Please output the records below in full, exactly as given, but without the images.

Dataset records:
****************

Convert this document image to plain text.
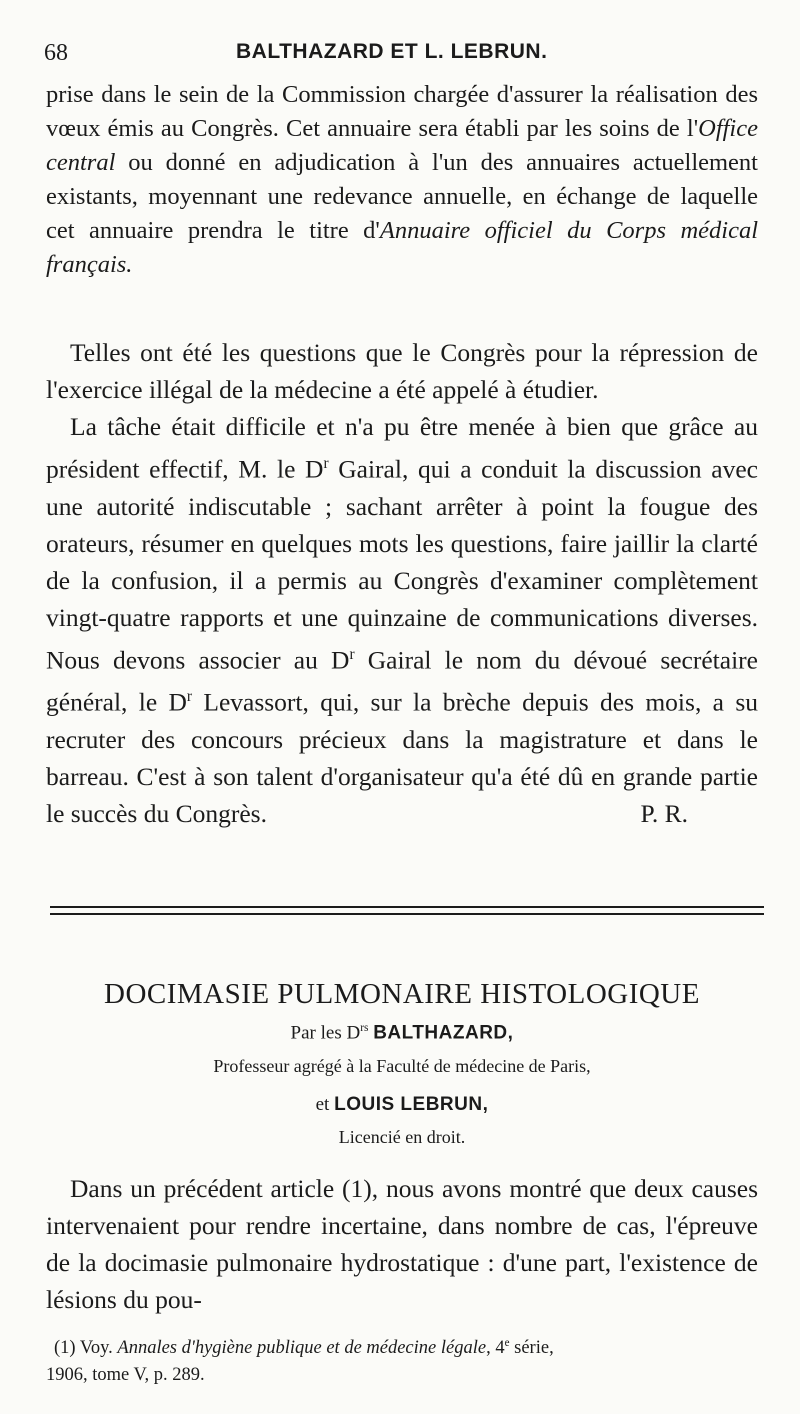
68	BALTHAZARD ET L. LEBRUN.

prise dans le sein de la Commission chargée d'assurer la réalisation des vœux émis au Congrès. Cet annuaire sera établi par les soins de l'Office central ou donné en adjudication à l'un des annuaires actuellement existants, moyennant une redevance annuelle, en échange de laquelle cet annuaire prendra le titre d'Annuaire officiel du Corps médical français.

Telles ont été les questions que le Congrès pour la répression de l'exercice illégal de la médecine a été appelé à étudier.

La tâche était difficile et n'a pu être menée à bien que grâce au président effectif, M. le $D^r$ Gairal, qui a conduit la discussion avec une autorité indiscutable ; sachant arrêter à point la fougue des orateurs, résumer en quelques mots les questions, faire jaillir la clarté de la confusion, il a permis au Congrès d'examiner complètement vingt-quatre rapports et une quinzaine de communications diverses. Nous devons associer au $D^r$ Gairal le nom du dévoué secrétaire général, le $D^r$ Levassort, qui, sur la brèche depuis des mois, a su recruter des concours précieux dans la magistrature et dans le barreau. C'est à son talent d'organisateur qu'a été dû en grande partie le succès du Congrès.	P. R.

DOCIMASIE PULMONAIRE HISTOLOGIQUE
Par les $D^{rs}$ BALTHAZARD,
Professeur agrégé à la Faculté de médecine de Paris,
et LOUIS LEBRUN,
Licencié en droit.

Dans un précédent article (1), nous avons montré que deux causes intervenaient pour rendre incertaine, dans nombre de cas, l'épreuve de la docimasie pulmonaire hydrostatique : d'une part, l'existence de lésions du pou-

(1) Voy. Annales d'hygiène publique et de médecine légale, 4e série,
1906, tome V, p. 289.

****************

The response:
Convert this document image to plain text.
68	BALTHAZARD ET L. LEBRUN.

prise dans le sein de la Commission chargée d'assurer la réalisation des vœux émis au Congrès. Cet annuaire sera établi par les soins de l'Office central ou donné en adjudication à l'un des annuaires actuellement existants, moyennant une redevance annuelle, en échange de laquelle cet annuaire prendra le titre d'Annuaire officiel du Corps médical français.

Telles ont été les questions que le Congrès pour la répression de l'exercice illégal de la médecine a été appelé à étudier.

La tâche était difficile et n'a pu être menée à bien que grâce au président effectif, M. le $D^r$ Gairal, qui a conduit la discussion avec une autorité indiscutable ; sachant arrêter à point la fougue des orateurs, résumer en quelques mots les questions, faire jaillir la clarté de la confusion, il a permis au Congrès d'examiner complètement vingt-quatre rapports et une quinzaine de communications diverses. Nous devons associer au $D^r$ Gairal le nom du dévoué secrétaire général, le $D^r$ Levassort, qui, sur la brèche depuis des mois, a su recruter des concours précieux dans la magistrature et dans le barreau. C'est à son talent d'organisateur qu'a été dû en grande partie le succès du Congrès.	P. R.

DOCIMASIE PULMONAIRE HISTOLOGIQUE
Par les $D^{rs}$ BALTHAZARD,
Professeur agrégé à la Faculté de médecine de Paris,
et LOUIS LEBRUN,
Licencié en droit.

Dans un précédent article (1), nous avons montré que deux causes intervenaient pour rendre incertaine, dans nombre de cas, l'épreuve de la docimasie pulmonaire hydrostatique : d'une part, l'existence de lésions du pou-

(1) Voy. Annales d'hygiène publique et de médecine légale, 4e série,
1906, tome V, p. 289.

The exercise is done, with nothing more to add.